▶ [Description of the task]:
Set down each record below precisely, skipping the pictures.

>> BEGIN Data shown

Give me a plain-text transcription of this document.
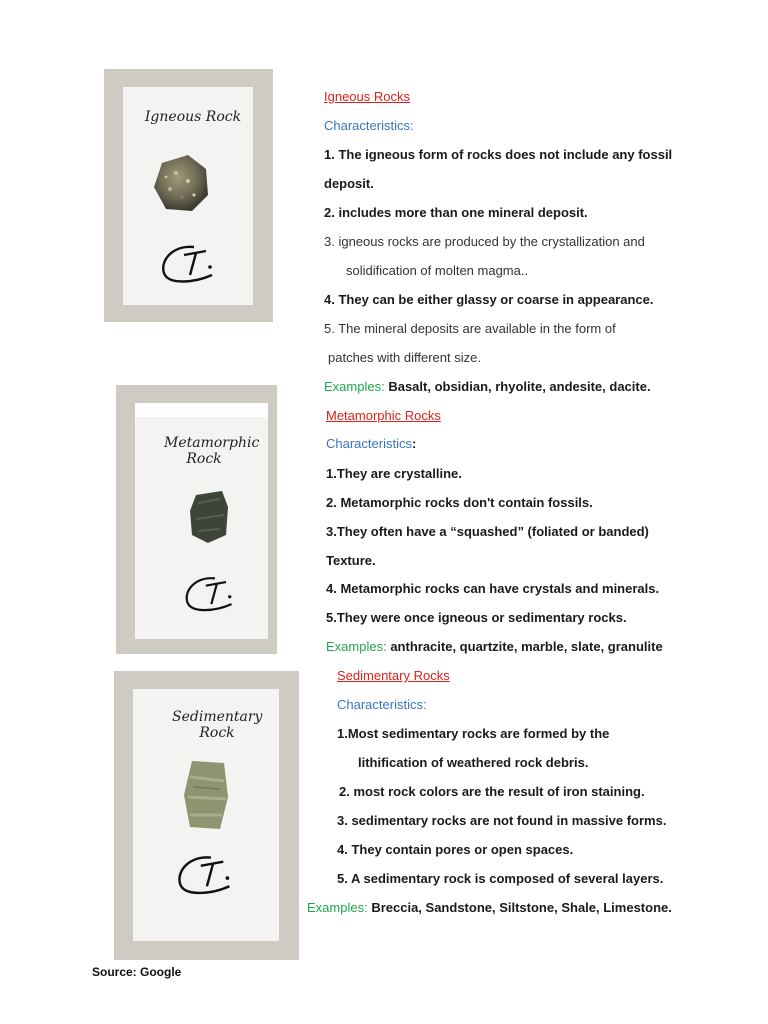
Igneous Rock
Metamorphic Rock
Sedimentary Rock
Igneous Rocks
Characteristics:
1. The igneous form of rocks does not include any fossil
deposit.
2. includes more than one mineral deposit.
3. igneous rocks are produced by the crystallization and
solidification of molten magma..
4. They can be either glassy or coarse in appearance.
5. The mineral deposits are available in the form of
patches with different size.
Examples: Basalt, obsidian, rhyolite, andesite, dacite.
Metamorphic Rocks
Characteristics:
1.They are crystalline.
2. Metamorphic rocks don't contain fossils.
3.They often have a “squashed” (foliated or banded)
Texture.
4. Metamorphic rocks can have crystals and minerals.
5.They were once igneous or sedimentary rocks.
Examples: anthracite, quartzite, marble, slate, granulite
Sedimentary Rocks
Characteristics:
1.Most sedimentary rocks are formed by the
lithification of weathered rock debris.
2. most rock colors are the result of iron staining.
3. sedimentary rocks are not found in massive forms.
4. They contain pores or open spaces.
5. A sedimentary rock is composed of several layers.
Examples: Breccia, Sandstone, Siltstone, Shale, Limestone.
Source: Google
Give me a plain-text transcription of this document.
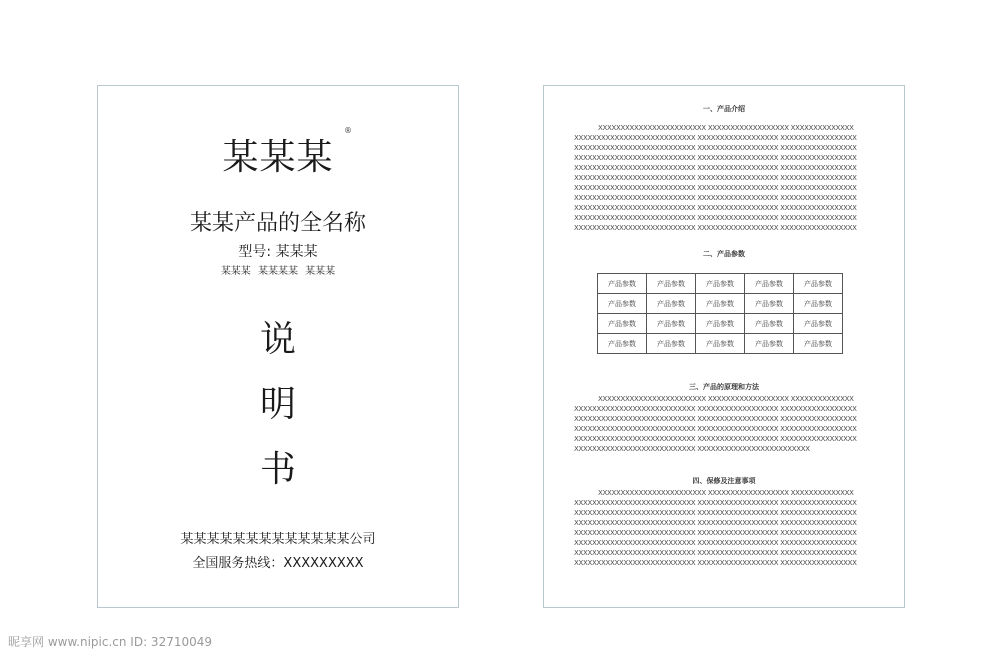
某某某
®
某某产品的全名称
型号: 某某某
某某某 某某某某 某某某
说
明
书
某某某某某某某某某某某某某公司
全国服务热线：XXXXXXXXX
一、产品介绍
XXXXXXXXXXXXXXXXXXXXXXXX XXXXXXXXXXXXXXXXXX XXXXXXXXXXXXXX
XXXXXXXXXXXXXXXXXXXXXXXXXXX XXXXXXXXXXXXXXXXXX XXXXXXXXXXXXXXXXX
XXXXXXXXXXXXXXXXXXXXXXXXXXX XXXXXXXXXXXXXXXXXX XXXXXXXXXXXXXXXXX
XXXXXXXXXXXXXXXXXXXXXXXXXXX XXXXXXXXXXXXXXXXXX XXXXXXXXXXXXXXXXX
XXXXXXXXXXXXXXXXXXXXXXXXXXX XXXXXXXXXXXXXXXXXX XXXXXXXXXXXXXXXXX
XXXXXXXXXXXXXXXXXXXXXXXXXXX XXXXXXXXXXXXXXXXXX XXXXXXXXXXXXXXXXX
XXXXXXXXXXXXXXXXXXXXXXXXXXX XXXXXXXXXXXXXXXXXX XXXXXXXXXXXXXXXXX
XXXXXXXXXXXXXXXXXXXXXXXXXXX XXXXXXXXXXXXXXXXXX XXXXXXXXXXXXXXXXX
XXXXXXXXXXXXXXXXXXXXXXXXXXX XXXXXXXXXXXXXXXXXX XXXXXXXXXXXXXXXXX
XXXXXXXXXXXXXXXXXXXXXXXXXXX XXXXXXXXXXXXXXXXXX XXXXXXXXXXXXXXXXX
XXXXXXXXXXXXXXXXXXXXXXXXXXX XXXXXXXXXXXXXXXXXX XXXXXXXXXXXXXXXXX
二、产品参数
产品参数	产品参数	产品参数	产品参数	产品参数
产品参数	产品参数	产品参数	产品参数	产品参数
产品参数	产品参数	产品参数	产品参数	产品参数
产品参数	产品参数	产品参数	产品参数	产品参数
三、产品的原理和方法
XXXXXXXXXXXXXXXXXXXXXXXX XXXXXXXXXXXXXXXXXX XXXXXXXXXXXXXX
XXXXXXXXXXXXXXXXXXXXXXXXXXX XXXXXXXXXXXXXXXXXX XXXXXXXXXXXXXXXXX
XXXXXXXXXXXXXXXXXXXXXXXXXXX XXXXXXXXXXXXXXXXXX XXXXXXXXXXXXXXXXX
XXXXXXXXXXXXXXXXXXXXXXXXXXX XXXXXXXXXXXXXXXXXX XXXXXXXXXXXXXXXXX
XXXXXXXXXXXXXXXXXXXXXXXXXXX XXXXXXXXXXXXXXXXXX XXXXXXXXXXXXXXXXX
XXXXXXXXXXXXXXXXXXXXXXXXXXX XXXXXXXXXXXXXXXXXXXXXXXXX
四、保修及注意事项
XXXXXXXXXXXXXXXXXXXXXXXX XXXXXXXXXXXXXXXXXX XXXXXXXXXXXXXX
XXXXXXXXXXXXXXXXXXXXXXXXXXX XXXXXXXXXXXXXXXXXX XXXXXXXXXXXXXXXXX
XXXXXXXXXXXXXXXXXXXXXXXXXXX XXXXXXXXXXXXXXXXXX XXXXXXXXXXXXXXXXX
XXXXXXXXXXXXXXXXXXXXXXXXXXX XXXXXXXXXXXXXXXXXX XXXXXXXXXXXXXXXXX
XXXXXXXXXXXXXXXXXXXXXXXXXXX XXXXXXXXXXXXXXXXXX XXXXXXXXXXXXXXXXX
XXXXXXXXXXXXXXXXXXXXXXXXXXX XXXXXXXXXXXXXXXXXX XXXXXXXXXXXXXXXXX
XXXXXXXXXXXXXXXXXXXXXXXXXXX XXXXXXXXXXXXXXXXXX XXXXXXXXXXXXXXXXX
XXXXXXXXXXXXXXXXXXXXXXXXXXX XXXXXXXXXXXXXXXXXX XXXXXXXXXXXXXXXXX
昵享网 www.nipic.cn ID: 32710049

>> END Data shown

▶ [Response for this exercise]:
Give me a plain-text transcription of this document.
Igneous Rock
Metamorphic Rock
Sedimentary Rock
Igneous Rocks
Characteristics:
1. The igneous form of rocks does not include any fossil
deposit.
2. includes more than one mineral deposit.
3. igneous rocks are produced by the crystallization and
solidification of molten magma..
4. They can be either glassy or coarse in appearance.
5. The mineral deposits are available in the form of
patches with different size.
Examples: Basalt, obsidian, rhyolite, andesite, dacite.
Metamorphic Rocks
Characteristics:
1.They are crystalline.
2. Metamorphic rocks don't contain fossils.
3.They often have a “squashed” (foliated or banded)
Texture.
4. Metamorphic rocks can have crystals and minerals.
5.They were once igneous or sedimentary rocks.
Examples: anthracite, quartzite, marble, slate, granulite
Sedimentary Rocks
Characteristics:
1.Most sedimentary rocks are formed by the
lithification of weathered rock debris.
2. most rock colors are the result of iron staining.
3. sedimentary rocks are not found in massive forms.
4. They contain pores or open spaces.
5. A sedimentary rock is composed of several layers.
Examples: Breccia, Sandstone, Siltstone, Shale, Limestone.
Source: Google
Give me a plain-text transcription of this document.
某某某
®
某某产品的全名称
型号: 某某某
某某某 某某某某 某某某
说
明
书
某某某某某某某某某某某某某公司
全国服务热线：XXXXXXXXX
一、产品介绍
XXXXXXXXXXXXXXXXXXXXXXXX XXXXXXXXXXXXXXXXXX XXXXXXXXXXXXXX
XXXXXXXXXXXXXXXXXXXXXXXXXXX XXXXXXXXXXXXXXXXXX XXXXXXXXXXXXXXXXX
XXXXXXXXXXXXXXXXXXXXXXXXXXX XXXXXXXXXXXXXXXXXX XXXXXXXXXXXXXXXXX
XXXXXXXXXXXXXXXXXXXXXXXXXXX XXXXXXXXXXXXXXXXXX XXXXXXXXXXXXXXXXX
XXXXXXXXXXXXXXXXXXXXXXXXXXX XXXXXXXXXXXXXXXXXX XXXXXXXXXXXXXXXXX
XXXXXXXXXXXXXXXXXXXXXXXXXXX XXXXXXXXXXXXXXXXXX XXXXXXXXXXXXXXXXX
XXXXXXXXXXXXXXXXXXXXXXXXXXX XXXXXXXXXXXXXXXXXX XXXXXXXXXXXXXXXXX
XXXXXXXXXXXXXXXXXXXXXXXXXXX XXXXXXXXXXXXXXXXXX XXXXXXXXXXXXXXXXX
XXXXXXXXXXXXXXXXXXXXXXXXXXX XXXXXXXXXXXXXXXXXX XXXXXXXXXXXXXXXXX
XXXXXXXXXXXXXXXXXXXXXXXXXXX XXXXXXXXXXXXXXXXXX XXXXXXXXXXXXXXXXX
XXXXXXXXXXXXXXXXXXXXXXXXXXX XXXXXXXXXXXXXXXXXX XXXXXXXXXXXXXXXXX
二、产品参数
产品参数	产品参数	产品参数	产品参数	产品参数
产品参数	产品参数	产品参数	产品参数	产品参数
产品参数	产品参数	产品参数	产品参数	产品参数
产品参数	产品参数	产品参数	产品参数	产品参数
三、产品的原理和方法
XXXXXXXXXXXXXXXXXXXXXXXX XXXXXXXXXXXXXXXXXX XXXXXXXXXXXXXX
XXXXXXXXXXXXXXXXXXXXXXXXXXX XXXXXXXXXXXXXXXXXX XXXXXXXXXXXXXXXXX
XXXXXXXXXXXXXXXXXXXXXXXXXXX XXXXXXXXXXXXXXXXXX XXXXXXXXXXXXXXXXX
XXXXXXXXXXXXXXXXXXXXXXXXXXX XXXXXXXXXXXXXXXXXX XXXXXXXXXXXXXXXXX
XXXXXXXXXXXXXXXXXXXXXXXXXXX XXXXXXXXXXXXXXXXXX XXXXXXXXXXXXXXXXX
XXXXXXXXXXXXXXXXXXXXXXXXXXX XXXXXXXXXXXXXXXXXXXXXXXXX
四、保修及注意事项
XXXXXXXXXXXXXXXXXXXXXXXX XXXXXXXXXXXXXXXXXX XXXXXXXXXXXXXX
XXXXXXXXXXXXXXXXXXXXXXXXXXX XXXXXXXXXXXXXXXXXX XXXXXXXXXXXXXXXXX
XXXXXXXXXXXXXXXXXXXXXXXXXXX XXXXXXXXXXXXXXXXXX XXXXXXXXXXXXXXXXX
XXXXXXXXXXXXXXXXXXXXXXXXXXX XXXXXXXXXXXXXXXXXX XXXXXXXXXXXXXXXXX
XXXXXXXXXXXXXXXXXXXXXXXXXXX XXXXXXXXXXXXXXXXXX XXXXXXXXXXXXXXXXX
XXXXXXXXXXXXXXXXXXXXXXXXXXX XXXXXXXXXXXXXXXXXX XXXXXXXXXXXXXXXXX
XXXXXXXXXXXXXXXXXXXXXXXXXXX XXXXXXXXXXXXXXXXXX XXXXXXXXXXXXXXXXX
XXXXXXXXXXXXXXXXXXXXXXXXXXX XXXXXXXXXXXXXXXXXX XXXXXXXXXXXXXXXXX
昵享网 www.nipic.cn ID: 32710049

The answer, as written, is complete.